== Exercise aim ==
Write out the material again word for word, dropping any images it holds.

*-*-*

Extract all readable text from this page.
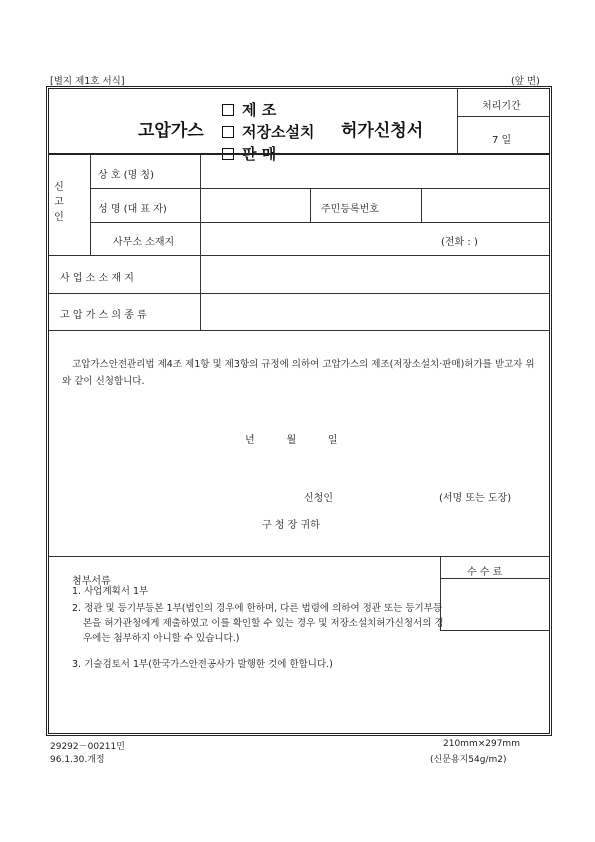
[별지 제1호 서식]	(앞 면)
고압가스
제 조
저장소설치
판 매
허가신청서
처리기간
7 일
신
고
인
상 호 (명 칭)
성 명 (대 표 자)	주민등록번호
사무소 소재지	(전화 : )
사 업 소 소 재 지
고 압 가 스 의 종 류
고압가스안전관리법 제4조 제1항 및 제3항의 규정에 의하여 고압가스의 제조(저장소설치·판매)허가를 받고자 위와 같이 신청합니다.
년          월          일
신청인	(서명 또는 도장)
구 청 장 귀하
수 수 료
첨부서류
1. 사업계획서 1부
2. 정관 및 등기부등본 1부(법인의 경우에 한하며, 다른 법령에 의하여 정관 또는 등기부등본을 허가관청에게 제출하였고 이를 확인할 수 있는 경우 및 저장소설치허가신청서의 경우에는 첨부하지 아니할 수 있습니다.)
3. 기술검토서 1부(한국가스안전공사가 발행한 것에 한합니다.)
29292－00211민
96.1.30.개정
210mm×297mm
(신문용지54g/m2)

*-*-*

== Result of the task ==
Extract all readable text from this page.
[별지 제1호 서식]	(앞 면)
고압가스
제 조
저장소설치
판 매
허가신청서
처리기간
7 일
신
고
인
상 호 (명 칭)
성 명 (대 표 자)	주민등록번호
사무소 소재지	(전화 : )
사 업 소 소 재 지
고 압 가 스 의 종 류
고압가스안전관리법 제4조 제1항 및 제3항의 규정에 의하여 고압가스의 제조(저장소설치·판매)허가를 받고자 위와 같이 신청합니다.
년          월          일
신청인	(서명 또는 도장)
구 청 장 귀하
수 수 료
첨부서류
1. 사업계획서 1부
2. 정관 및 등기부등본 1부(법인의 경우에 한하며, 다른 법령에 의하여 정관 또는 등기부등본을 허가관청에게 제출하였고 이를 확인할 수 있는 경우 및 저장소설치허가신청서의 경우에는 첨부하지 아니할 수 있습니다.)
3. 기술검토서 1부(한국가스안전공사가 발행한 것에 한합니다.)
29292－00211민
96.1.30.개정
210mm×297mm
(신문용지54g/m2)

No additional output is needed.